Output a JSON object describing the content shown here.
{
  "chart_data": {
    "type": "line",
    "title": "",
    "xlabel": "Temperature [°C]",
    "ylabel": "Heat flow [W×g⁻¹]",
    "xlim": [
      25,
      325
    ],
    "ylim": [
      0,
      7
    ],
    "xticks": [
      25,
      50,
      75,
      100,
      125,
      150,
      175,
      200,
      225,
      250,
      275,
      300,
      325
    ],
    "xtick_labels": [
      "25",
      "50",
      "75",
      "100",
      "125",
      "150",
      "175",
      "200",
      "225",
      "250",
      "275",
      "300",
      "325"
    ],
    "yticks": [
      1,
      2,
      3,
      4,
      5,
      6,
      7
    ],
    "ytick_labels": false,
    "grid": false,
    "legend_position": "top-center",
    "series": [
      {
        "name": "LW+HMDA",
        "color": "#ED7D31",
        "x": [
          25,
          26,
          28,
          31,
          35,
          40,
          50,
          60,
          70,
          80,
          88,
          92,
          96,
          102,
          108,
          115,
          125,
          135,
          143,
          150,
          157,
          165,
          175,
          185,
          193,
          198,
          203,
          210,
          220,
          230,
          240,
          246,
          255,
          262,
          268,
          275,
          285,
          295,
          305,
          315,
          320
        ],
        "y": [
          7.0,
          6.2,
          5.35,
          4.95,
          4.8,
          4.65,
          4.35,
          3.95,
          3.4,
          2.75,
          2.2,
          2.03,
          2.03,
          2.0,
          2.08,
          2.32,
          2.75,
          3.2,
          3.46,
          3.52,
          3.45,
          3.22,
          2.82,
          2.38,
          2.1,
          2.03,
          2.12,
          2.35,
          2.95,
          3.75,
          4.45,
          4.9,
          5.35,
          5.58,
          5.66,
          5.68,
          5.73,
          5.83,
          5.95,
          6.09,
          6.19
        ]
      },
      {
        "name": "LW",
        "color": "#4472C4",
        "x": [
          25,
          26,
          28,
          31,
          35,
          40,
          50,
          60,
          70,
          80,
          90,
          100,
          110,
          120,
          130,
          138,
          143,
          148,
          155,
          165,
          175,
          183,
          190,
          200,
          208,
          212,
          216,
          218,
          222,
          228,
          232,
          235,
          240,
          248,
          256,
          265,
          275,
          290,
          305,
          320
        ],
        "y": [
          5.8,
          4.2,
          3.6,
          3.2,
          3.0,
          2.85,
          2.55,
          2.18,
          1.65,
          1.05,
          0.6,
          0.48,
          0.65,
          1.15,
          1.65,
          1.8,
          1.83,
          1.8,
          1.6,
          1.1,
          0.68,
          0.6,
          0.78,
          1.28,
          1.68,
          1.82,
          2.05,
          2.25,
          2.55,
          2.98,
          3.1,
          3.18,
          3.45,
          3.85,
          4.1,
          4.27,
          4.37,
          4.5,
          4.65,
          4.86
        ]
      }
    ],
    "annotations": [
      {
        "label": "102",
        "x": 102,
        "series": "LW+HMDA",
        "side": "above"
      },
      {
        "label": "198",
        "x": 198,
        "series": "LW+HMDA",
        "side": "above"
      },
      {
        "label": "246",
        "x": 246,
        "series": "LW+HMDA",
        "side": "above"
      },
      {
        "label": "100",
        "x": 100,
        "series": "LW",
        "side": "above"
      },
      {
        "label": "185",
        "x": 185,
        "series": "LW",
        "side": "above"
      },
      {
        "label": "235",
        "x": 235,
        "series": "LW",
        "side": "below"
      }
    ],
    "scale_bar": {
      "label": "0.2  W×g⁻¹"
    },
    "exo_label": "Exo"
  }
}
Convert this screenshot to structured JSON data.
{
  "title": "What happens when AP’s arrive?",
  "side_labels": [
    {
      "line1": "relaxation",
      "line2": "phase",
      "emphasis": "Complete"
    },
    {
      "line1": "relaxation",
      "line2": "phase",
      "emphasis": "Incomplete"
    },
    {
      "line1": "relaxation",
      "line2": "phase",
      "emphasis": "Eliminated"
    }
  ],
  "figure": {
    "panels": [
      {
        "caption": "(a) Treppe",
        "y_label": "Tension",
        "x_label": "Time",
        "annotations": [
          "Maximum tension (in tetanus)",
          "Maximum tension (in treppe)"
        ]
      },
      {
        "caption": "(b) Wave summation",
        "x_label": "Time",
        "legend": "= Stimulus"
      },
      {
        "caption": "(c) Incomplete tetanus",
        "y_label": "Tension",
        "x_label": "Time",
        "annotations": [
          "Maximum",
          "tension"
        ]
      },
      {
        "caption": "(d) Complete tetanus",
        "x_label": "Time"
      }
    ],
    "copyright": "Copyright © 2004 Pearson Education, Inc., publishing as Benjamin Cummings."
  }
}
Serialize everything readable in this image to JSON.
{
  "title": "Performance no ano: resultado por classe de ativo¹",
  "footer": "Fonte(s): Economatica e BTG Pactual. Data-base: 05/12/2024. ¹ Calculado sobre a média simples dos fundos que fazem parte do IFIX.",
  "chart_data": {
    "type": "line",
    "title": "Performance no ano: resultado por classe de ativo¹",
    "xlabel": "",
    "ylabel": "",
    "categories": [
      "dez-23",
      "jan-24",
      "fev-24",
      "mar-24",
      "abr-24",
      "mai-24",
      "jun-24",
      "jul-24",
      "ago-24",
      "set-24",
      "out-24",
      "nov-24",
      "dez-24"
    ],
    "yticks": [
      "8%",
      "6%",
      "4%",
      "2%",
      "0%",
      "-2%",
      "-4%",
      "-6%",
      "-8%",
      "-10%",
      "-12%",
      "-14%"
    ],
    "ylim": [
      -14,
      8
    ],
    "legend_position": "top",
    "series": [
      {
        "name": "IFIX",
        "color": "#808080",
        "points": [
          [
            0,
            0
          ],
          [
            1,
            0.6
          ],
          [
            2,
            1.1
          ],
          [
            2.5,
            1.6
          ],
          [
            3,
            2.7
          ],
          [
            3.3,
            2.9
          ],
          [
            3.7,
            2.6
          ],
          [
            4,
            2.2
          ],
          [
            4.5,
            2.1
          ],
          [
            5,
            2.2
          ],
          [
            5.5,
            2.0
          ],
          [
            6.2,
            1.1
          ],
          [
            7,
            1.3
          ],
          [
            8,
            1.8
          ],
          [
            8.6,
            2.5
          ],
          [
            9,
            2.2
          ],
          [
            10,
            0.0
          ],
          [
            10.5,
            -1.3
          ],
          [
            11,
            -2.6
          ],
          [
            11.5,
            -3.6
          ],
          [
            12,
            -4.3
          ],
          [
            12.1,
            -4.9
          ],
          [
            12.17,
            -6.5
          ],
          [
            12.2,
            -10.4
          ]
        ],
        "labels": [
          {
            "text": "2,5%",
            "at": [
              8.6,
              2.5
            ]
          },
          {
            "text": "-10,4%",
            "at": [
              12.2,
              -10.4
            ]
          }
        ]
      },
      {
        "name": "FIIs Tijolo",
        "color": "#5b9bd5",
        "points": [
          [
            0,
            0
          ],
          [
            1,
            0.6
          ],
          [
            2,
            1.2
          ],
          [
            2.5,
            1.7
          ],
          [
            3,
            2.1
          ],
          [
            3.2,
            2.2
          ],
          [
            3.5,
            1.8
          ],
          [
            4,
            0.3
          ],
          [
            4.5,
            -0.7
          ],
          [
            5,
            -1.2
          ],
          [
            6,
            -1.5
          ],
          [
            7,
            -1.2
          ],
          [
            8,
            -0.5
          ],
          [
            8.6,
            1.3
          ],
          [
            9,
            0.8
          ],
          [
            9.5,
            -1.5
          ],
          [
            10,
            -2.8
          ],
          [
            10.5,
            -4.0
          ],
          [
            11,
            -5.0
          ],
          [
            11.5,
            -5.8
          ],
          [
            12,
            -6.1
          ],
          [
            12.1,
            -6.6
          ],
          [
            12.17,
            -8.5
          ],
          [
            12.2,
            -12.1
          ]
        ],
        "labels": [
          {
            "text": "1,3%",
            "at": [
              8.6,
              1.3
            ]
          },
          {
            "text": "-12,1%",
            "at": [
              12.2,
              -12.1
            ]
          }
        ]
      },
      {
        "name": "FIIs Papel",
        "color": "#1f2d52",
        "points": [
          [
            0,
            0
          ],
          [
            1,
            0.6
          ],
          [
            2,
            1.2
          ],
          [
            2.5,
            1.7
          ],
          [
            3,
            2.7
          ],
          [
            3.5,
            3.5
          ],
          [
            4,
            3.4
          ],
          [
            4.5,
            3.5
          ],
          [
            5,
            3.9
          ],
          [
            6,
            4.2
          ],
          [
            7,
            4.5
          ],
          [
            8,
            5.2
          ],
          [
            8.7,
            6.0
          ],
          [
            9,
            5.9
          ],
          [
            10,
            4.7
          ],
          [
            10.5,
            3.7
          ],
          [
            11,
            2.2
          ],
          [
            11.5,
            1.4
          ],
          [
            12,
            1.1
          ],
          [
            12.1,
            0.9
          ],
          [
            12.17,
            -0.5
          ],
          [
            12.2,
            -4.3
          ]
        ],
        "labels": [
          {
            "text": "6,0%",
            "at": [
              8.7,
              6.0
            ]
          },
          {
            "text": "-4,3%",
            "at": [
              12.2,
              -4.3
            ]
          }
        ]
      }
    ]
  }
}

→ Instruction:
In the entries above, count every line containing the word "caption". Write only the total.

→ Task answer:
4